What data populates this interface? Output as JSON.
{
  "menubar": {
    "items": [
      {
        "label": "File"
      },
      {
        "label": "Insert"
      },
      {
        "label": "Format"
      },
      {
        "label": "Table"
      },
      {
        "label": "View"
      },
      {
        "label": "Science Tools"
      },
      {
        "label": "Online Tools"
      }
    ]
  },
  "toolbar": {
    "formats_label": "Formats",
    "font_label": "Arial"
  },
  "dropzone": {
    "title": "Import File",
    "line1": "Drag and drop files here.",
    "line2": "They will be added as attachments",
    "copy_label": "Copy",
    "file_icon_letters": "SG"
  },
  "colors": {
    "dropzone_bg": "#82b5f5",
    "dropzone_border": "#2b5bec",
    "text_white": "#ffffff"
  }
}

* * *

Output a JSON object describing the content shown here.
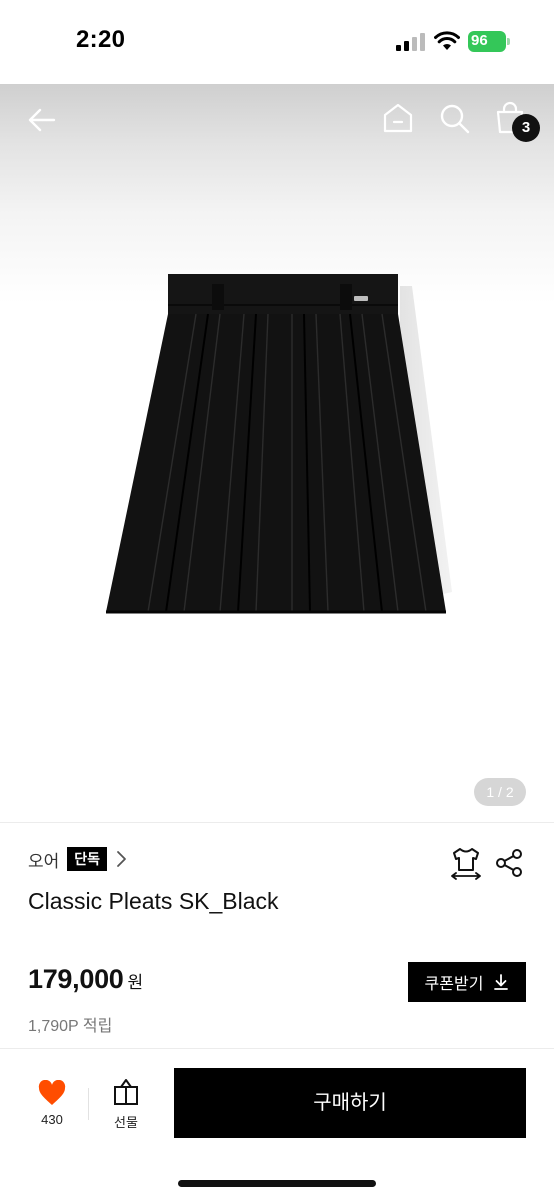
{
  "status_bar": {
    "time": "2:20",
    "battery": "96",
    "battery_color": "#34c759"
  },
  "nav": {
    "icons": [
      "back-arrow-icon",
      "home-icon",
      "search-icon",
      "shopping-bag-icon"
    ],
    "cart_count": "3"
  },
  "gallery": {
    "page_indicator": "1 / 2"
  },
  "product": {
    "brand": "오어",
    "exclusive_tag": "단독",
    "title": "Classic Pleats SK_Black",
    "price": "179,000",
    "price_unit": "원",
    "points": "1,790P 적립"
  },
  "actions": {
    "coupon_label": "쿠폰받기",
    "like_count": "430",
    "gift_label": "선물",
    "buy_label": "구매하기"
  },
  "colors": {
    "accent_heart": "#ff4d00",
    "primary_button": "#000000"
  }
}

▶ Written instruction:
Return every line of the preceding records in which the word "title" appears.

▶ Complete response:
    "title": "Import File",
    "title": "Classic Pleats SK_Black",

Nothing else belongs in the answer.